Dataset records:

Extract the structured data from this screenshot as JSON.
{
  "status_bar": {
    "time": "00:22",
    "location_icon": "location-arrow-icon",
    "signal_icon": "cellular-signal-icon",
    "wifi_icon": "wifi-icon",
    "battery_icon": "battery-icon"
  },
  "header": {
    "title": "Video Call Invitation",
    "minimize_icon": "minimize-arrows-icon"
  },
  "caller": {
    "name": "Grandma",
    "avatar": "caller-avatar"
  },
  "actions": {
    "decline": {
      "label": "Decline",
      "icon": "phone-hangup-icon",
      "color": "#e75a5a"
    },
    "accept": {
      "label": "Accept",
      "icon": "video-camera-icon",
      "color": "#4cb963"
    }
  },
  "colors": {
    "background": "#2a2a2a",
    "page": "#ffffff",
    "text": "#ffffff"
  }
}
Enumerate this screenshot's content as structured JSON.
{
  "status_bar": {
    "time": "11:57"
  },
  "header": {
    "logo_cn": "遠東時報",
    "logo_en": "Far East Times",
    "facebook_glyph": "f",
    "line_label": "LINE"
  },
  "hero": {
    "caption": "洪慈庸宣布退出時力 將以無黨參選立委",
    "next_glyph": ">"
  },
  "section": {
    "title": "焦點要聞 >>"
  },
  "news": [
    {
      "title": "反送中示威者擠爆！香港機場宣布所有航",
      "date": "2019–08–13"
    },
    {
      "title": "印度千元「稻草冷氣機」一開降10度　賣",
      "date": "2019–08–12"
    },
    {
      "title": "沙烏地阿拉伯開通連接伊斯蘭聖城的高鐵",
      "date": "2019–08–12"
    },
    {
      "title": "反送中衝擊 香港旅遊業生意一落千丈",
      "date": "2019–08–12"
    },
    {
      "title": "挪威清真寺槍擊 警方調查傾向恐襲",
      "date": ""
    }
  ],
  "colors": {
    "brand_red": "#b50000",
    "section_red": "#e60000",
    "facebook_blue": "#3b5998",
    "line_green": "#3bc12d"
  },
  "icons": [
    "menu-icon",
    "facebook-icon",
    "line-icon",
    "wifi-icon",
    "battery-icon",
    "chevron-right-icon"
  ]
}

Your goal: Return the entries in full, keeping every line exactly as it is.

Solution:
Extract the structured data from this screenshot as JSON.
{
  "status_bar": {
    "time": "00:22",
    "location_icon": "location-arrow-icon",
    "signal_icon": "cellular-signal-icon",
    "wifi_icon": "wifi-icon",
    "battery_icon": "battery-icon"
  },
  "header": {
    "title": "Video Call Invitation",
    "minimize_icon": "minimize-arrows-icon"
  },
  "caller": {
    "name": "Grandma",
    "avatar": "caller-avatar"
  },
  "actions": {
    "decline": {
      "label": "Decline",
      "icon": "phone-hangup-icon",
      "color": "#e75a5a"
    },
    "accept": {
      "label": "Accept",
      "icon": "video-camera-icon",
      "color": "#4cb963"
    }
  },
  "colors": {
    "background": "#2a2a2a",
    "page": "#ffffff",
    "text": "#ffffff"
  }
}
Enumerate this screenshot's content as structured JSON.
{
  "status_bar": {
    "time": "11:57"
  },
  "header": {
    "logo_cn": "遠東時報",
    "logo_en": "Far East Times",
    "facebook_glyph": "f",
    "line_label": "LINE"
  },
  "hero": {
    "caption": "洪慈庸宣布退出時力 將以無黨參選立委",
    "next_glyph": ">"
  },
  "section": {
    "title": "焦點要聞 >>"
  },
  "news": [
    {
      "title": "反送中示威者擠爆！香港機場宣布所有航",
      "date": "2019–08–13"
    },
    {
      "title": "印度千元「稻草冷氣機」一開降10度　賣",
      "date": "2019–08–12"
    },
    {
      "title": "沙烏地阿拉伯開通連接伊斯蘭聖城的高鐵",
      "date": "2019–08–12"
    },
    {
      "title": "反送中衝擊 香港旅遊業生意一落千丈",
      "date": "2019–08–12"
    },
    {
      "title": "挪威清真寺槍擊 警方調查傾向恐襲",
      "date": ""
    }
  ],
  "colors": {
    "brand_red": "#b50000",
    "section_red": "#e60000",
    "facebook_blue": "#3b5998",
    "line_green": "#3bc12d"
  },
  "icons": [
    "menu-icon",
    "facebook-icon",
    "line-icon",
    "wifi-icon",
    "battery-icon",
    "chevron-right-icon"
  ]
}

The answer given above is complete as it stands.